AVAILABLE DATA
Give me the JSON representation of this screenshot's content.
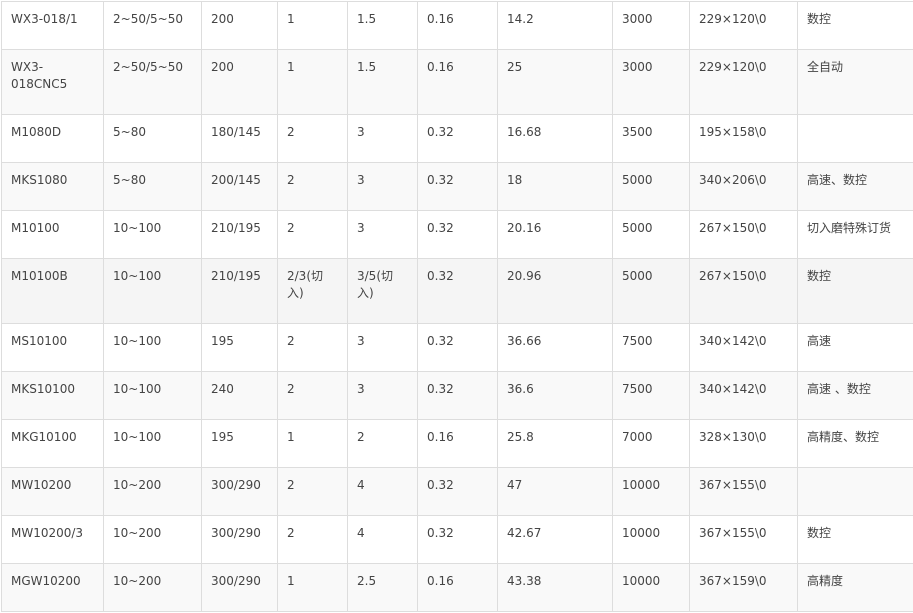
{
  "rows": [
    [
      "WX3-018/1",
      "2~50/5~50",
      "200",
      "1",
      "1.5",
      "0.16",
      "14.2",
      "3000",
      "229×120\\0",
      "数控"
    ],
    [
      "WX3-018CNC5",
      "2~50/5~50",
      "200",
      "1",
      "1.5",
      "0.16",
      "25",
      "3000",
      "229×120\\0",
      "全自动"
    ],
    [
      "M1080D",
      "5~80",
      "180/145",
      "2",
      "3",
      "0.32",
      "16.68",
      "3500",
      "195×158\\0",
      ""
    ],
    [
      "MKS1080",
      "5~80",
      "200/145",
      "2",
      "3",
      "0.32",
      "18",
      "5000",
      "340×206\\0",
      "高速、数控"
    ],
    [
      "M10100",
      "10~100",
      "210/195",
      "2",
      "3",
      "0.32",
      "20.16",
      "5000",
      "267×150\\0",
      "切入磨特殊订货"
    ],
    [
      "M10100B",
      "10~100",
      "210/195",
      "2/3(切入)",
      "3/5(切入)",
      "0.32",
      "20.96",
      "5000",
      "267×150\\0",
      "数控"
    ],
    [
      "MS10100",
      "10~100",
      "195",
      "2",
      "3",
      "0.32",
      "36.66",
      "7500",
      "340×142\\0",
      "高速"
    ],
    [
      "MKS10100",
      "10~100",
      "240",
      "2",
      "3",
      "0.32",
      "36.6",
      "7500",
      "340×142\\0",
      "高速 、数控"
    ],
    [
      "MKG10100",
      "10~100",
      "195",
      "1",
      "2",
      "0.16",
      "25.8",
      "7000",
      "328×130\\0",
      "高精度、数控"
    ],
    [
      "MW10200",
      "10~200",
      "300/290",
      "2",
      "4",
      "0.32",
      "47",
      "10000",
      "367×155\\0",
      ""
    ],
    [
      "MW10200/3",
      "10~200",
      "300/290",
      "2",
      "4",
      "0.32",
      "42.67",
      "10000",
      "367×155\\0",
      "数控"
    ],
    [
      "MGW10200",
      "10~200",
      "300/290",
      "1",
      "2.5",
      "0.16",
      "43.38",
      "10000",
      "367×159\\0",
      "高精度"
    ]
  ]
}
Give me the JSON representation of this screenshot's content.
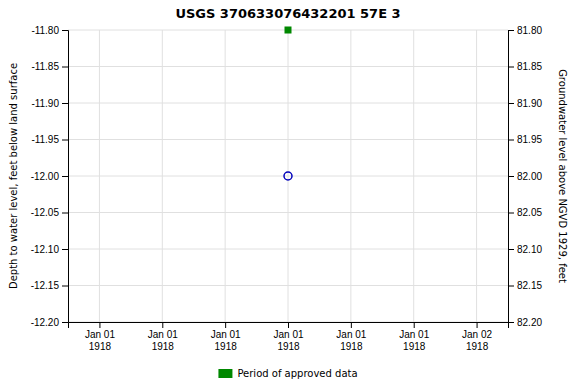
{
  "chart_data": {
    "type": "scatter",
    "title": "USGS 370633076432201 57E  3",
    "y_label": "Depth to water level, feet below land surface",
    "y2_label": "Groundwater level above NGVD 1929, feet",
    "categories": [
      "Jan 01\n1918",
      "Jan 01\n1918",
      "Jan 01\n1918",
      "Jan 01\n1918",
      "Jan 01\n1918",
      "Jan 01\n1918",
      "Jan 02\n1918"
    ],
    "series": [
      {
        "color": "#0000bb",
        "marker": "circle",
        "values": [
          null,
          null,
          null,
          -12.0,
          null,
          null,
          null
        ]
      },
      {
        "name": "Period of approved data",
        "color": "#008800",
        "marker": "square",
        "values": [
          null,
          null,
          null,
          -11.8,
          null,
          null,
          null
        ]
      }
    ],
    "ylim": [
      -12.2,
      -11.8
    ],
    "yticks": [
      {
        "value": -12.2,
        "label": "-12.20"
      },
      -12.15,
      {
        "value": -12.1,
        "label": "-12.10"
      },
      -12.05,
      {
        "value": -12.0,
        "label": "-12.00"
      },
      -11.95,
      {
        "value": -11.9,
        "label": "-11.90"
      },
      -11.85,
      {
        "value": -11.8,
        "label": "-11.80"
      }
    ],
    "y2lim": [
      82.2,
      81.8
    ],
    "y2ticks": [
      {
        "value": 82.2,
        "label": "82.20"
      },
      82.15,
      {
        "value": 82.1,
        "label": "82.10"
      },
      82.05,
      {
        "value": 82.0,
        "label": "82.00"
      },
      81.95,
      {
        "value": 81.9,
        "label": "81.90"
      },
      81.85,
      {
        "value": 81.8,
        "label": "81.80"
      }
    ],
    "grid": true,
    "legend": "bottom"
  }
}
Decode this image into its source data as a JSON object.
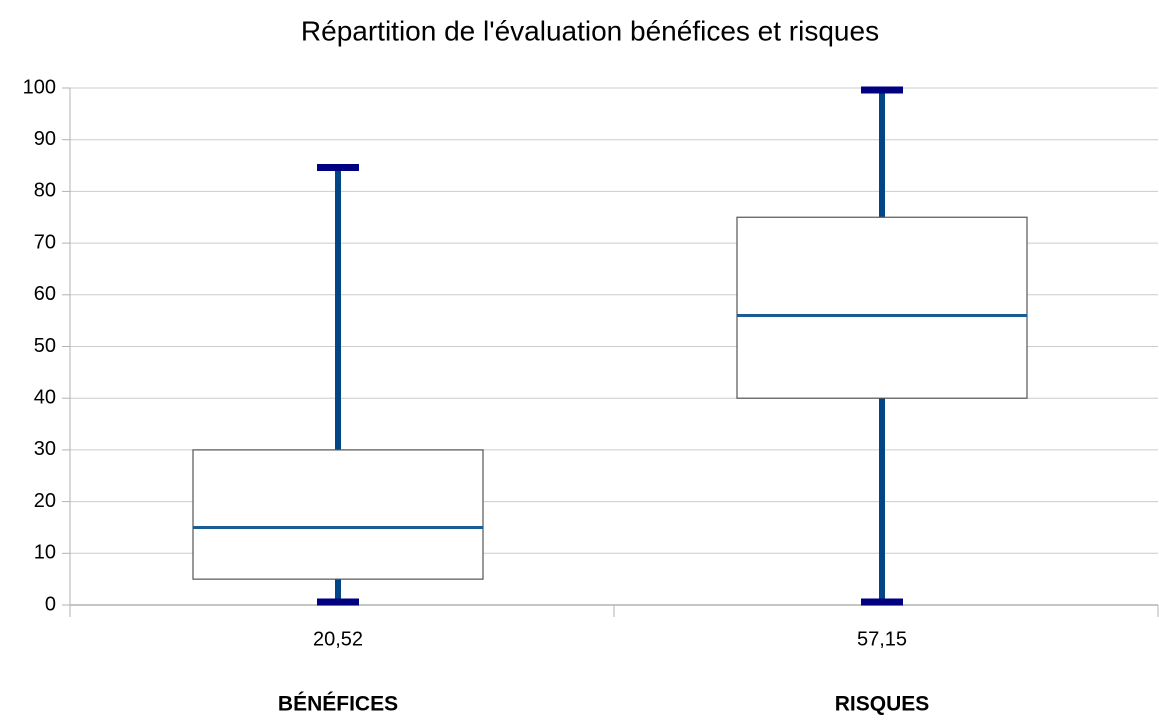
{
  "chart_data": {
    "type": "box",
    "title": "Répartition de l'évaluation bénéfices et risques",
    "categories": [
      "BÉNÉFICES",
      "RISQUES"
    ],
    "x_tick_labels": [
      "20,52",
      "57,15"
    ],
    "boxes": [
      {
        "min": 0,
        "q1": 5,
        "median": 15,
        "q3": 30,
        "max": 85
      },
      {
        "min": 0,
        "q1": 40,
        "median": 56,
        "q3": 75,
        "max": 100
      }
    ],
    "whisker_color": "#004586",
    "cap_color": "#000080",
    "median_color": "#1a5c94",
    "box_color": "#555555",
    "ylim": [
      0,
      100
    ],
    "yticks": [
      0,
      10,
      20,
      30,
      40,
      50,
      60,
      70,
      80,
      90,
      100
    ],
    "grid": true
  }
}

WRITTEN INSTRUCTION
Restate the full listing verbatim and drop every picture.

CORRECT OUTPUT
Give me the JSON representation of this screenshot's content.
{
  "rows": [
    [
      "WX3-018/1",
      "2~50/5~50",
      "200",
      "1",
      "1.5",
      "0.16",
      "14.2",
      "3000",
      "229×120\\0",
      "数控"
    ],
    [
      "WX3-018CNC5",
      "2~50/5~50",
      "200",
      "1",
      "1.5",
      "0.16",
      "25",
      "3000",
      "229×120\\0",
      "全自动"
    ],
    [
      "M1080D",
      "5~80",
      "180/145",
      "2",
      "3",
      "0.32",
      "16.68",
      "3500",
      "195×158\\0",
      ""
    ],
    [
      "MKS1080",
      "5~80",
      "200/145",
      "2",
      "3",
      "0.32",
      "18",
      "5000",
      "340×206\\0",
      "高速、数控"
    ],
    [
      "M10100",
      "10~100",
      "210/195",
      "2",
      "3",
      "0.32",
      "20.16",
      "5000",
      "267×150\\0",
      "切入磨特殊订货"
    ],
    [
      "M10100B",
      "10~100",
      "210/195",
      "2/3(切入)",
      "3/5(切入)",
      "0.32",
      "20.96",
      "5000",
      "267×150\\0",
      "数控"
    ],
    [
      "MS10100",
      "10~100",
      "195",
      "2",
      "3",
      "0.32",
      "36.66",
      "7500",
      "340×142\\0",
      "高速"
    ],
    [
      "MKS10100",
      "10~100",
      "240",
      "2",
      "3",
      "0.32",
      "36.6",
      "7500",
      "340×142\\0",
      "高速 、数控"
    ],
    [
      "MKG10100",
      "10~100",
      "195",
      "1",
      "2",
      "0.16",
      "25.8",
      "7000",
      "328×130\\0",
      "高精度、数控"
    ],
    [
      "MW10200",
      "10~200",
      "300/290",
      "2",
      "4",
      "0.32",
      "47",
      "10000",
      "367×155\\0",
      ""
    ],
    [
      "MW10200/3",
      "10~200",
      "300/290",
      "2",
      "4",
      "0.32",
      "42.67",
      "10000",
      "367×155\\0",
      "数控"
    ],
    [
      "MGW10200",
      "10~200",
      "300/290",
      "1",
      "2.5",
      "0.16",
      "43.38",
      "10000",
      "367×159\\0",
      "高精度"
    ]
  ]
}
Give me the JSON representation of this screenshot's content.
{
  "chart_data": {
    "type": "scatter",
    "title": "USGS 370633076432201 57E  3",
    "y_label": "Depth to water level, feet below land surface",
    "y2_label": "Groundwater level above NGVD 1929, feet",
    "categories": [
      "Jan 01\n1918",
      "Jan 01\n1918",
      "Jan 01\n1918",
      "Jan 01\n1918",
      "Jan 01\n1918",
      "Jan 01\n1918",
      "Jan 02\n1918"
    ],
    "series": [
      {
        "color": "#0000bb",
        "marker": "circle",
        "values": [
          null,
          null,
          null,
          -12.0,
          null,
          null,
          null
        ]
      },
      {
        "name": "Period of approved data",
        "color": "#008800",
        "marker": "square",
        "values": [
          null,
          null,
          null,
          -11.8,
          null,
          null,
          null
        ]
      }
    ],
    "ylim": [
      -12.2,
      -11.8
    ],
    "yticks": [
      {
        "value": -12.2,
        "label": "-12.20"
      },
      -12.15,
      {
        "value": -12.1,
        "label": "-12.10"
      },
      -12.05,
      {
        "value": -12.0,
        "label": "-12.00"
      },
      -11.95,
      {
        "value": -11.9,
        "label": "-11.90"
      },
      -11.85,
      {
        "value": -11.8,
        "label": "-11.80"
      }
    ],
    "y2lim": [
      82.2,
      81.8
    ],
    "y2ticks": [
      {
        "value": 82.2,
        "label": "82.20"
      },
      82.15,
      {
        "value": 82.1,
        "label": "82.10"
      },
      82.05,
      {
        "value": 82.0,
        "label": "82.00"
      },
      81.95,
      {
        "value": 81.9,
        "label": "81.90"
      },
      81.85,
      {
        "value": 81.8,
        "label": "81.80"
      }
    ],
    "grid": true,
    "legend": "bottom"
  }
}
Decode this image into its source data as a JSON object.
{
  "chart_data": {
    "type": "box",
    "title": "Répartition de l'évaluation bénéfices et risques",
    "categories": [
      "BÉNÉFICES",
      "RISQUES"
    ],
    "x_tick_labels": [
      "20,52",
      "57,15"
    ],
    "boxes": [
      {
        "min": 0,
        "q1": 5,
        "median": 15,
        "q3": 30,
        "max": 85
      },
      {
        "min": 0,
        "q1": 40,
        "median": 56,
        "q3": 75,
        "max": 100
      }
    ],
    "whisker_color": "#004586",
    "cap_color": "#000080",
    "median_color": "#1a5c94",
    "box_color": "#555555",
    "ylim": [
      0,
      100
    ],
    "yticks": [
      0,
      10,
      20,
      30,
      40,
      50,
      60,
      70,
      80,
      90,
      100
    ],
    "grid": true
  }
}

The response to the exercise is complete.